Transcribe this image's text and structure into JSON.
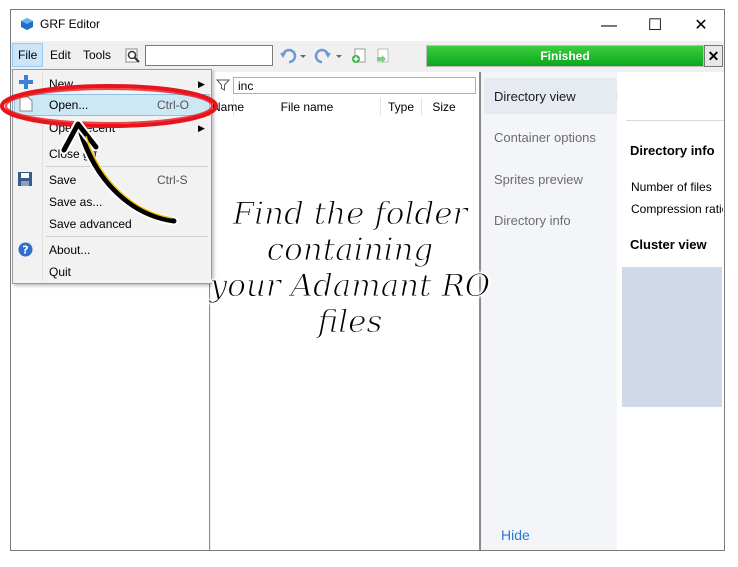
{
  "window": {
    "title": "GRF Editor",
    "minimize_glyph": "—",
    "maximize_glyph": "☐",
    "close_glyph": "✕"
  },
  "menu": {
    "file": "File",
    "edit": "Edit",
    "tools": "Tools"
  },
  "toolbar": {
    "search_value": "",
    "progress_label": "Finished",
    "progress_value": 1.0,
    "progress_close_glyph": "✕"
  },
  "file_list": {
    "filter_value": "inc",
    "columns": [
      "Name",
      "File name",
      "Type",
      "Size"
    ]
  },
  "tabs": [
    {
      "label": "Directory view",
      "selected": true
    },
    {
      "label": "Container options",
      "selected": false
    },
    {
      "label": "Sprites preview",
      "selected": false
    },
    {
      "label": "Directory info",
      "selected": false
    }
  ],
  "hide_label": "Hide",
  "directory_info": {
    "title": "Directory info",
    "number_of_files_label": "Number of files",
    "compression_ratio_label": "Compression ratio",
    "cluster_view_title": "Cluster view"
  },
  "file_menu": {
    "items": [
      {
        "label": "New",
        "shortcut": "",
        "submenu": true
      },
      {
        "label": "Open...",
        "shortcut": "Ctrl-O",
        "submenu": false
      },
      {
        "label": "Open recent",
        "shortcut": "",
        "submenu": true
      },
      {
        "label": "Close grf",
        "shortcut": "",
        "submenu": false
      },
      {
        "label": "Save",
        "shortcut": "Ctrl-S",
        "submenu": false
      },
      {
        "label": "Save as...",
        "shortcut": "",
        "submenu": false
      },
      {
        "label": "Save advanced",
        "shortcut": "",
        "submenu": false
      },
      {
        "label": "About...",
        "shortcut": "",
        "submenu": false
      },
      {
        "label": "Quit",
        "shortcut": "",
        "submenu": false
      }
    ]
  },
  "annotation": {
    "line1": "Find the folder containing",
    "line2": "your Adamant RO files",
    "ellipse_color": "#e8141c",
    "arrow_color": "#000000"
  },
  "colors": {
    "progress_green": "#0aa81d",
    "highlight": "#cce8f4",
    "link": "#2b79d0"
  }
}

### [The exercise]
Return all of the entries word for word, but omit the pictures.

### [Response]
Transcribe this image's text and structure into JSON.
{
  "window": {
    "title": "GRF Editor",
    "minimize_glyph": "—",
    "maximize_glyph": "☐",
    "close_glyph": "✕"
  },
  "menu": {
    "file": "File",
    "edit": "Edit",
    "tools": "Tools"
  },
  "toolbar": {
    "search_value": "",
    "progress_label": "Finished",
    "progress_value": 1.0,
    "progress_close_glyph": "✕"
  },
  "file_list": {
    "filter_value": "inc",
    "columns": [
      "Name",
      "File name",
      "Type",
      "Size"
    ]
  },
  "tabs": [
    {
      "label": "Directory view",
      "selected": true
    },
    {
      "label": "Container options",
      "selected": false
    },
    {
      "label": "Sprites preview",
      "selected": false
    },
    {
      "label": "Directory info",
      "selected": false
    }
  ],
  "hide_label": "Hide",
  "directory_info": {
    "title": "Directory info",
    "number_of_files_label": "Number of files",
    "compression_ratio_label": "Compression ratio",
    "cluster_view_title": "Cluster view"
  },
  "file_menu": {
    "items": [
      {
        "label": "New",
        "shortcut": "",
        "submenu": true
      },
      {
        "label": "Open...",
        "shortcut": "Ctrl-O",
        "submenu": false
      },
      {
        "label": "Open recent",
        "shortcut": "",
        "submenu": true
      },
      {
        "label": "Close grf",
        "shortcut": "",
        "submenu": false
      },
      {
        "label": "Save",
        "shortcut": "Ctrl-S",
        "submenu": false
      },
      {
        "label": "Save as...",
        "shortcut": "",
        "submenu": false
      },
      {
        "label": "Save advanced",
        "shortcut": "",
        "submenu": false
      },
      {
        "label": "About...",
        "shortcut": "",
        "submenu": false
      },
      {
        "label": "Quit",
        "shortcut": "",
        "submenu": false
      }
    ]
  },
  "annotation": {
    "line1": "Find the folder containing",
    "line2": "your Adamant RO files",
    "ellipse_color": "#e8141c",
    "arrow_color": "#000000"
  },
  "colors": {
    "progress_green": "#0aa81d",
    "highlight": "#cce8f4",
    "link": "#2b79d0"
  }
}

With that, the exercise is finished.